--- Begin INFORMATION SUPPLIED ---

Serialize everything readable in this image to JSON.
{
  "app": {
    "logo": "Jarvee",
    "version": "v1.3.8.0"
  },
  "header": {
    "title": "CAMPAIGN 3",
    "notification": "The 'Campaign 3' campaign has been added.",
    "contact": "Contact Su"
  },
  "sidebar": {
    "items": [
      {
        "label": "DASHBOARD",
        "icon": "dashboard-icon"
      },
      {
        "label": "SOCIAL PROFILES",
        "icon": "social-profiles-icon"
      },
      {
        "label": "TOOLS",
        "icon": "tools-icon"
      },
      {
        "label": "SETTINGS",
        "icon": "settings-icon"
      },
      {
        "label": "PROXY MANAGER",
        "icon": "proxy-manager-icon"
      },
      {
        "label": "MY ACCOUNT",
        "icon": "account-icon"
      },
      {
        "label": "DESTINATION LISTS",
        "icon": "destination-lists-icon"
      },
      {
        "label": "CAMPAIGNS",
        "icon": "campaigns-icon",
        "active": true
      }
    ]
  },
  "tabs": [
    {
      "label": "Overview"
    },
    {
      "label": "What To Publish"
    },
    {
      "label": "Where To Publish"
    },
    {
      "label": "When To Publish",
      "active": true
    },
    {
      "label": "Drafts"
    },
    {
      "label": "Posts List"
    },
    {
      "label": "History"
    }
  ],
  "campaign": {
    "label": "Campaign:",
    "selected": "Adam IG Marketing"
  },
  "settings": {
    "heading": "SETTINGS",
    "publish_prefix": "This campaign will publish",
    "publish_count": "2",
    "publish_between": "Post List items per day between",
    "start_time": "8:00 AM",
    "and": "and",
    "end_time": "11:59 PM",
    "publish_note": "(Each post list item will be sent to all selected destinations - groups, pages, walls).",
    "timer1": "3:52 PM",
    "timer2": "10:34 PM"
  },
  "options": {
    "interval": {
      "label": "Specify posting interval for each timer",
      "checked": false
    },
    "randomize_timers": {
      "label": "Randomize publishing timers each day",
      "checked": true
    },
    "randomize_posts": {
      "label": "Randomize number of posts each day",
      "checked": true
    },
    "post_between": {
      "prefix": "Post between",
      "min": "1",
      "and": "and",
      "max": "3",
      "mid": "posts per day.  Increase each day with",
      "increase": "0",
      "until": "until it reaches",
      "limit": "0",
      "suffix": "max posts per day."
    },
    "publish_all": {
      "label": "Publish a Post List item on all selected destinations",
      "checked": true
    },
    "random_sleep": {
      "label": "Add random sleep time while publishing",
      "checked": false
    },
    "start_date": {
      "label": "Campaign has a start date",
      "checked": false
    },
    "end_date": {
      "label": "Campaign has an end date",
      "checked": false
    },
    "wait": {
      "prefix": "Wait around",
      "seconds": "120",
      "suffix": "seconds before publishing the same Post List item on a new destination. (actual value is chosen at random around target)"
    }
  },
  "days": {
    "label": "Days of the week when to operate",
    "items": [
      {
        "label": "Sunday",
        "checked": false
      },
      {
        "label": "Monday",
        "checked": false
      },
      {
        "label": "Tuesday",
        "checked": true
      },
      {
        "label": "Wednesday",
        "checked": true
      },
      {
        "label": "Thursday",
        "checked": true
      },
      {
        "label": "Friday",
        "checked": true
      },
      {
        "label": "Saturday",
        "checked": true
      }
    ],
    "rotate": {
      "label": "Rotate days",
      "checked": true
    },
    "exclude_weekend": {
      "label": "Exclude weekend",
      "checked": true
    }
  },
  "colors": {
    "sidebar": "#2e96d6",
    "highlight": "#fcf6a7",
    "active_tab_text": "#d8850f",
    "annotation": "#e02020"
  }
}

--- End INFORMATION SUPPLIED ---

**TASK STATEMENT:** Write out the entries above once more, without altering anything.

**RESPONSE BELOW:**
Serialize everything readable in this image to JSON.
{
  "app": {
    "logo": "Jarvee",
    "version": "v1.3.8.0"
  },
  "header": {
    "title": "CAMPAIGN 3",
    "notification": "The 'Campaign 3' campaign has been added.",
    "contact": "Contact Su"
  },
  "sidebar": {
    "items": [
      {
        "label": "DASHBOARD",
        "icon": "dashboard-icon"
      },
      {
        "label": "SOCIAL PROFILES",
        "icon": "social-profiles-icon"
      },
      {
        "label": "TOOLS",
        "icon": "tools-icon"
      },
      {
        "label": "SETTINGS",
        "icon": "settings-icon"
      },
      {
        "label": "PROXY MANAGER",
        "icon": "proxy-manager-icon"
      },
      {
        "label": "MY ACCOUNT",
        "icon": "account-icon"
      },
      {
        "label": "DESTINATION LISTS",
        "icon": "destination-lists-icon"
      },
      {
        "label": "CAMPAIGNS",
        "icon": "campaigns-icon",
        "active": true
      }
    ]
  },
  "tabs": [
    {
      "label": "Overview"
    },
    {
      "label": "What To Publish"
    },
    {
      "label": "Where To Publish"
    },
    {
      "label": "When To Publish",
      "active": true
    },
    {
      "label": "Drafts"
    },
    {
      "label": "Posts List"
    },
    {
      "label": "History"
    }
  ],
  "campaign": {
    "label": "Campaign:",
    "selected": "Adam IG Marketing"
  },
  "settings": {
    "heading": "SETTINGS",
    "publish_prefix": "This campaign will publish",
    "publish_count": "2",
    "publish_between": "Post List items per day between",
    "start_time": "8:00 AM",
    "and": "and",
    "end_time": "11:59 PM",
    "publish_note": "(Each post list item will be sent to all selected destinations - groups, pages, walls).",
    "timer1": "3:52 PM",
    "timer2": "10:34 PM"
  },
  "options": {
    "interval": {
      "label": "Specify posting interval for each timer",
      "checked": false
    },
    "randomize_timers": {
      "label": "Randomize publishing timers each day",
      "checked": true
    },
    "randomize_posts": {
      "label": "Randomize number of posts each day",
      "checked": true
    },
    "post_between": {
      "prefix": "Post between",
      "min": "1",
      "and": "and",
      "max": "3",
      "mid": "posts per day.  Increase each day with",
      "increase": "0",
      "until": "until it reaches",
      "limit": "0",
      "suffix": "max posts per day."
    },
    "publish_all": {
      "label": "Publish a Post List item on all selected destinations",
      "checked": true
    },
    "random_sleep": {
      "label": "Add random sleep time while publishing",
      "checked": false
    },
    "start_date": {
      "label": "Campaign has a start date",
      "checked": false
    },
    "end_date": {
      "label": "Campaign has an end date",
      "checked": false
    },
    "wait": {
      "prefix": "Wait around",
      "seconds": "120",
      "suffix": "seconds before publishing the same Post List item on a new destination. (actual value is chosen at random around target)"
    }
  },
  "days": {
    "label": "Days of the week when to operate",
    "items": [
      {
        "label": "Sunday",
        "checked": false
      },
      {
        "label": "Monday",
        "checked": false
      },
      {
        "label": "Tuesday",
        "checked": true
      },
      {
        "label": "Wednesday",
        "checked": true
      },
      {
        "label": "Thursday",
        "checked": true
      },
      {
        "label": "Friday",
        "checked": true
      },
      {
        "label": "Saturday",
        "checked": true
      }
    ],
    "rotate": {
      "label": "Rotate days",
      "checked": true
    },
    "exclude_weekend": {
      "label": "Exclude weekend",
      "checked": true
    }
  },
  "colors": {
    "sidebar": "#2e96d6",
    "highlight": "#fcf6a7",
    "active_tab_text": "#d8850f",
    "annotation": "#e02020"
  }
}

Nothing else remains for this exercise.